» **WHAT THIS TASK INVOLVES**:
Send back the records in full, character for character.

» **TASK MATERIAL**:

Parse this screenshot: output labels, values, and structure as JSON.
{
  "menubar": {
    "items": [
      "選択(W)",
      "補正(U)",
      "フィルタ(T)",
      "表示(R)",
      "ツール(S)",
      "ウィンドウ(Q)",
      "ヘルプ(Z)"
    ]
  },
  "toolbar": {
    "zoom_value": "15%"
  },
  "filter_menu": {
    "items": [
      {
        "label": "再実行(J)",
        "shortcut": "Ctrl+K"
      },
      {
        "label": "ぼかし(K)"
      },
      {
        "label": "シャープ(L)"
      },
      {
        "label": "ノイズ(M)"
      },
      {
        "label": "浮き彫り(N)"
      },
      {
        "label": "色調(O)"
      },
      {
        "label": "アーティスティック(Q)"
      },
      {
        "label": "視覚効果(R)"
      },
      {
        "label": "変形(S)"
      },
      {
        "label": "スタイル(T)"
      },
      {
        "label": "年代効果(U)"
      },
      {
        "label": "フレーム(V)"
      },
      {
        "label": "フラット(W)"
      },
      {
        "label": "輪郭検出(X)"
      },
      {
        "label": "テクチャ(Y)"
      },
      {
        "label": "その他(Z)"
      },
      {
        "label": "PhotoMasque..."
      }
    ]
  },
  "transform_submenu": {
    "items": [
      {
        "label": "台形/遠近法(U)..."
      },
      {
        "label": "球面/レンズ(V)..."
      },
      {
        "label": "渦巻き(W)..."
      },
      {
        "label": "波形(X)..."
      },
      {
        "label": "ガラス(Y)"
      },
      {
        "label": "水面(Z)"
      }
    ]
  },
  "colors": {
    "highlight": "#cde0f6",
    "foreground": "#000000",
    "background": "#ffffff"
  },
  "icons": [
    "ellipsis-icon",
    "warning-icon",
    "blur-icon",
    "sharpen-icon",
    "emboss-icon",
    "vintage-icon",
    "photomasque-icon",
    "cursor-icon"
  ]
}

» **FULL RESPONSE**:
Parse this screenshot: output labels, values, and structure as JSON.
{
  "menubar": {
    "items": [
      "選択(W)",
      "補正(U)",
      "フィルタ(T)",
      "表示(R)",
      "ツール(S)",
      "ウィンドウ(Q)",
      "ヘルプ(Z)"
    ]
  },
  "toolbar": {
    "zoom_value": "15%"
  },
  "filter_menu": {
    "items": [
      {
        "label": "再実行(J)",
        "shortcut": "Ctrl+K"
      },
      {
        "label": "ぼかし(K)"
      },
      {
        "label": "シャープ(L)"
      },
      {
        "label": "ノイズ(M)"
      },
      {
        "label": "浮き彫り(N)"
      },
      {
        "label": "色調(O)"
      },
      {
        "label": "アーティスティック(Q)"
      },
      {
        "label": "視覚効果(R)"
      },
      {
        "label": "変形(S)"
      },
      {
        "label": "スタイル(T)"
      },
      {
        "label": "年代効果(U)"
      },
      {
        "label": "フレーム(V)"
      },
      {
        "label": "フラット(W)"
      },
      {
        "label": "輪郭検出(X)"
      },
      {
        "label": "テクチャ(Y)"
      },
      {
        "label": "その他(Z)"
      },
      {
        "label": "PhotoMasque..."
      }
    ]
  },
  "transform_submenu": {
    "items": [
      {
        "label": "台形/遠近法(U)..."
      },
      {
        "label": "球面/レンズ(V)..."
      },
      {
        "label": "渦巻き(W)..."
      },
      {
        "label": "波形(X)..."
      },
      {
        "label": "ガラス(Y)"
      },
      {
        "label": "水面(Z)"
      }
    ]
  },
  "colors": {
    "highlight": "#cde0f6",
    "foreground": "#000000",
    "background": "#ffffff"
  },
  "icons": [
    "ellipsis-icon",
    "warning-icon",
    "blur-icon",
    "sharpen-icon",
    "emboss-icon",
    "vintage-icon",
    "photomasque-icon",
    "cursor-icon"
  ]
}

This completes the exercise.